Stored records.
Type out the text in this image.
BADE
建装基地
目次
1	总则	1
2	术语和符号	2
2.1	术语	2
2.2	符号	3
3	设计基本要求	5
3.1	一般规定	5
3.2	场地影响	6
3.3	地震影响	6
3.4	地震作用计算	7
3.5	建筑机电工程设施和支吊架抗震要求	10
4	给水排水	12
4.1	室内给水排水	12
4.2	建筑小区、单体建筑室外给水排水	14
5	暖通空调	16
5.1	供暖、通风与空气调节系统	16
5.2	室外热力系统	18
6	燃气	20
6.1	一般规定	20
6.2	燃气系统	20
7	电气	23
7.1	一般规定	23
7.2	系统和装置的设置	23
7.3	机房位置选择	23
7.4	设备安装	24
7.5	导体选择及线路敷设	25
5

BRIEF. Each line of the material above must be retyped precisely.

THE RESULT.
Type out the text in this image.
BADE
建装基地
目次
1	总则	1
2	术语和符号	2
2.1	术语	2
2.2	符号	3
3	设计基本要求	5
3.1	一般规定	5
3.2	场地影响	6
3.3	地震影响	6
3.4	地震作用计算	7
3.5	建筑机电工程设施和支吊架抗震要求	10
4	给水排水	12
4.1	室内给水排水	12
4.2	建筑小区、单体建筑室外给水排水	14
5	暖通空调	16
5.1	供暖、通风与空气调节系统	16
5.2	室外热力系统	18
6	燃气	20
6.1	一般规定	20
6.2	燃气系统	20
7	电气	23
7.1	一般规定	23
7.2	系统和装置的设置	23
7.3	机房位置选择	23
7.4	设备安装	24
7.5	导体选择及线路敷设	25
5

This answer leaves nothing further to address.